### TO BE DONE
Reproduce the listing below in its entirety. Change nothing.

Dataset items
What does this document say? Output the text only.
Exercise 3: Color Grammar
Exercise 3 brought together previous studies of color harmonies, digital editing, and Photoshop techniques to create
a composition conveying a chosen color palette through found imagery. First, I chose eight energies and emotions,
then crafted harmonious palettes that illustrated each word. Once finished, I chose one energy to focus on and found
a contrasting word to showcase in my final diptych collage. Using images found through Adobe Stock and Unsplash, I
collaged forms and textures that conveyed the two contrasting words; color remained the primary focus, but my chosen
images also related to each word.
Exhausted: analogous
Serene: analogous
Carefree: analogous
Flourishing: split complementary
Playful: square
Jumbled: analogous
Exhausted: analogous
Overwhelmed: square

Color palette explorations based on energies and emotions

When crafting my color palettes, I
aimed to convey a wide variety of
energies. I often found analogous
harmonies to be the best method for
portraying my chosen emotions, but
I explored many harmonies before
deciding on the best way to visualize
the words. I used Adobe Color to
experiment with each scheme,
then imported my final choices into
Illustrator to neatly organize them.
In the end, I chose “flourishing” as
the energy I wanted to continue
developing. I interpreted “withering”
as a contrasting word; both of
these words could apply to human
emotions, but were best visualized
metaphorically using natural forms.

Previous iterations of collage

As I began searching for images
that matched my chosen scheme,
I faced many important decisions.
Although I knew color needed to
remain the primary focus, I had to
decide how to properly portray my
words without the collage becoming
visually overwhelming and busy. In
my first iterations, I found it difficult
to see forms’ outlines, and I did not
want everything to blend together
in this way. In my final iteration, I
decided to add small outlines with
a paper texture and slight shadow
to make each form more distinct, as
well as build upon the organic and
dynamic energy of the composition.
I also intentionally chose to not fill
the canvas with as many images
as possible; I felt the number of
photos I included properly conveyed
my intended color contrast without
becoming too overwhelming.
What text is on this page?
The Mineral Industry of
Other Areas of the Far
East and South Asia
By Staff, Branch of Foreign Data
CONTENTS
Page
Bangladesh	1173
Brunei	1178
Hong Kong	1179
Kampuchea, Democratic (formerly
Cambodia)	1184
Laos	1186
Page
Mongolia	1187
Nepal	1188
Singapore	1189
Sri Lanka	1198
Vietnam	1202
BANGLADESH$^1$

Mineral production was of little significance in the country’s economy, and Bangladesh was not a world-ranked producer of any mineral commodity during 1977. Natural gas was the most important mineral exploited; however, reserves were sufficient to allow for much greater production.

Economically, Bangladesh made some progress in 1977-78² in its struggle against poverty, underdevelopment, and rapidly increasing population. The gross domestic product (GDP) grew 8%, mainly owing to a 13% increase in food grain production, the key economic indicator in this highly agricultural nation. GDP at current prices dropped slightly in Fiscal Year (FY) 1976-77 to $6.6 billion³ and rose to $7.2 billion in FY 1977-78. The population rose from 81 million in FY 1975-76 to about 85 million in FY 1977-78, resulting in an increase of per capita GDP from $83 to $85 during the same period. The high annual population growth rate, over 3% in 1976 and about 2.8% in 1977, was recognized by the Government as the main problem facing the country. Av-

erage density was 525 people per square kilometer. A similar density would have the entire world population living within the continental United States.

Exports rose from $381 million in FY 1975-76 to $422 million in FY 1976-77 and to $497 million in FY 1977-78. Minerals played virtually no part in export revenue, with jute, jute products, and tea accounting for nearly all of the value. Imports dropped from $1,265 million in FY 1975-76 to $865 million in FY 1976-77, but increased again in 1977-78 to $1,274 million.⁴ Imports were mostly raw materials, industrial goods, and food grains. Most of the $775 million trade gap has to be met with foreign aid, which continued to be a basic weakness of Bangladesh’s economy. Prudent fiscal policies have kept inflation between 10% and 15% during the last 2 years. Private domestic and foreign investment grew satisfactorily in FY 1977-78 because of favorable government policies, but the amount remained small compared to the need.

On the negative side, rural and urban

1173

### RESPONSE FOR THIS EXERCISE
What does this document say? Output the text only.
Exercise 3: Color Grammar
Exercise 3 brought together previous studies of color harmonies, digital editing, and Photoshop techniques to create
a composition conveying a chosen color palette through found imagery. First, I chose eight energies and emotions,
then crafted harmonious palettes that illustrated each word. Once finished, I chose one energy to focus on and found
a contrasting word to showcase in my final diptych collage. Using images found through Adobe Stock and Unsplash, I
collaged forms and textures that conveyed the two contrasting words; color remained the primary focus, but my chosen
images also related to each word.
Exhausted: analogous
Serene: analogous
Carefree: analogous
Flourishing: split complementary
Playful: square
Jumbled: analogous
Exhausted: analogous
Overwhelmed: square

Color palette explorations based on energies and emotions

When crafting my color palettes, I
aimed to convey a wide variety of
energies. I often found analogous
harmonies to be the best method for
portraying my chosen emotions, but
I explored many harmonies before
deciding on the best way to visualize
the words. I used Adobe Color to
experiment with each scheme,
then imported my final choices into
Illustrator to neatly organize them.
In the end, I chose “flourishing” as
the energy I wanted to continue
developing. I interpreted “withering”
as a contrasting word; both of
these words could apply to human
emotions, but were best visualized
metaphorically using natural forms.

Previous iterations of collage

As I began searching for images
that matched my chosen scheme,
I faced many important decisions.
Although I knew color needed to
remain the primary focus, I had to
decide how to properly portray my
words without the collage becoming
visually overwhelming and busy. In
my first iterations, I found it difficult
to see forms’ outlines, and I did not
want everything to blend together
in this way. In my final iteration, I
decided to add small outlines with
a paper texture and slight shadow
to make each form more distinct, as
well as build upon the organic and
dynamic energy of the composition.
I also intentionally chose to not fill
the canvas with as many images
as possible; I felt the number of
photos I included properly conveyed
my intended color contrast without
becoming too overwhelming.
What text is on this page?
The Mineral Industry of
Other Areas of the Far
East and South Asia
By Staff, Branch of Foreign Data
CONTENTS
Page
Bangladesh	1173
Brunei	1178
Hong Kong	1179
Kampuchea, Democratic (formerly
Cambodia)	1184
Laos	1186
Page
Mongolia	1187
Nepal	1188
Singapore	1189
Sri Lanka	1198
Vietnam	1202
BANGLADESH$^1$

Mineral production was of little significance in the country’s economy, and Bangladesh was not a world-ranked producer of any mineral commodity during 1977. Natural gas was the most important mineral exploited; however, reserves were sufficient to allow for much greater production.

Economically, Bangladesh made some progress in 1977-78² in its struggle against poverty, underdevelopment, and rapidly increasing population. The gross domestic product (GDP) grew 8%, mainly owing to a 13% increase in food grain production, the key economic indicator in this highly agricultural nation. GDP at current prices dropped slightly in Fiscal Year (FY) 1976-77 to $6.6 billion³ and rose to $7.2 billion in FY 1977-78. The population rose from 81 million in FY 1975-76 to about 85 million in FY 1977-78, resulting in an increase of per capita GDP from $83 to $85 during the same period. The high annual population growth rate, over 3% in 1976 and about 2.8% in 1977, was recognized by the Government as the main problem facing the country. Av-

erage density was 525 people per square kilometer. A similar density would have the entire world population living within the continental United States.

Exports rose from $381 million in FY 1975-76 to $422 million in FY 1976-77 and to $497 million in FY 1977-78. Minerals played virtually no part in export revenue, with jute, jute products, and tea accounting for nearly all of the value. Imports dropped from $1,265 million in FY 1975-76 to $865 million in FY 1976-77, but increased again in 1977-78 to $1,274 million.⁴ Imports were mostly raw materials, industrial goods, and food grains. Most of the $775 million trade gap has to be met with foreign aid, which continued to be a basic weakness of Bangladesh’s economy. Prudent fiscal policies have kept inflation between 10% and 15% during the last 2 years. Private domestic and foreign investment grew satisfactorily in FY 1977-78 because of favorable government policies, but the amount remained small compared to the need.

On the negative side, rural and urban

1173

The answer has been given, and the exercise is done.